◆ Requirement: Quote, without change, all of the lines that follow.

◆ Source data:

********************

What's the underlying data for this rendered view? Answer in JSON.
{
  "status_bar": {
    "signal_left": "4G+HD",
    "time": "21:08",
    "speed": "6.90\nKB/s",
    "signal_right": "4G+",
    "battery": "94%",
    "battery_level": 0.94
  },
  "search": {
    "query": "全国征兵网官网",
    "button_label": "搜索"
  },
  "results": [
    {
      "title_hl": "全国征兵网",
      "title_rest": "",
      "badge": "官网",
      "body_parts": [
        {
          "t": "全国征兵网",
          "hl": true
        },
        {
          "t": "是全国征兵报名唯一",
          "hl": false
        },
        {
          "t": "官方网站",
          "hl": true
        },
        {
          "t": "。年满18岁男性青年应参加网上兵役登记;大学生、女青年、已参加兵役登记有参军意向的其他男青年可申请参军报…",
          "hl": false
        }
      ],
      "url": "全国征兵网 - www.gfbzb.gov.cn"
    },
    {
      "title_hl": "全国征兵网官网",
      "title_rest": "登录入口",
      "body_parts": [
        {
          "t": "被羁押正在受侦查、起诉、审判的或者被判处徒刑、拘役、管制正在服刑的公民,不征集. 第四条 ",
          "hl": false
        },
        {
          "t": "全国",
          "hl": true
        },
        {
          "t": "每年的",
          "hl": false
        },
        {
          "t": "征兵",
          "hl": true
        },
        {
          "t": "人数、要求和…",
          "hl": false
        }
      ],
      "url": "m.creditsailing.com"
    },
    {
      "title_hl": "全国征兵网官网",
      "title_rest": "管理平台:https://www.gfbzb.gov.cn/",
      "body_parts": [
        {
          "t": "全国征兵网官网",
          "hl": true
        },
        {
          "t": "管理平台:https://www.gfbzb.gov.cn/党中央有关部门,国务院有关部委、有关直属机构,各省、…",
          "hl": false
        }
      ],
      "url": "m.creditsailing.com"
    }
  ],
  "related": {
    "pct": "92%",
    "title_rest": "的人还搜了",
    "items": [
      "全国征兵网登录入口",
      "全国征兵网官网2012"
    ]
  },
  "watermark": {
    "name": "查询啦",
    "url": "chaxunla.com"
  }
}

********************

◆ Answer to the exercise:
What's the underlying data for this rendered view? Answer in JSON.
{
  "status_bar": {
    "signal_left": "4G+HD",
    "time": "21:08",
    "speed": "6.90\nKB/s",
    "signal_right": "4G+",
    "battery": "94%",
    "battery_level": 0.94
  },
  "search": {
    "query": "全国征兵网官网",
    "button_label": "搜索"
  },
  "results": [
    {
      "title_hl": "全国征兵网",
      "title_rest": "",
      "badge": "官网",
      "body_parts": [
        {
          "t": "全国征兵网",
          "hl": true
        },
        {
          "t": "是全国征兵报名唯一",
          "hl": false
        },
        {
          "t": "官方网站",
          "hl": true
        },
        {
          "t": "。年满18岁男性青年应参加网上兵役登记;大学生、女青年、已参加兵役登记有参军意向的其他男青年可申请参军报…",
          "hl": false
        }
      ],
      "url": "全国征兵网 - www.gfbzb.gov.cn"
    },
    {
      "title_hl": "全国征兵网官网",
      "title_rest": "登录入口",
      "body_parts": [
        {
          "t": "被羁押正在受侦查、起诉、审判的或者被判处徒刑、拘役、管制正在服刑的公民,不征集. 第四条 ",
          "hl": false
        },
        {
          "t": "全国",
          "hl": true
        },
        {
          "t": "每年的",
          "hl": false
        },
        {
          "t": "征兵",
          "hl": true
        },
        {
          "t": "人数、要求和…",
          "hl": false
        }
      ],
      "url": "m.creditsailing.com"
    },
    {
      "title_hl": "全国征兵网官网",
      "title_rest": "管理平台:https://www.gfbzb.gov.cn/",
      "body_parts": [
        {
          "t": "全国征兵网官网",
          "hl": true
        },
        {
          "t": "管理平台:https://www.gfbzb.gov.cn/党中央有关部门,国务院有关部委、有关直属机构,各省、…",
          "hl": false
        }
      ],
      "url": "m.creditsailing.com"
    }
  ],
  "related": {
    "pct": "92%",
    "title_rest": "的人还搜了",
    "items": [
      "全国征兵网登录入口",
      "全国征兵网官网2012"
    ]
  },
  "watermark": {
    "name": "查询啦",
    "url": "chaxunla.com"
  }
}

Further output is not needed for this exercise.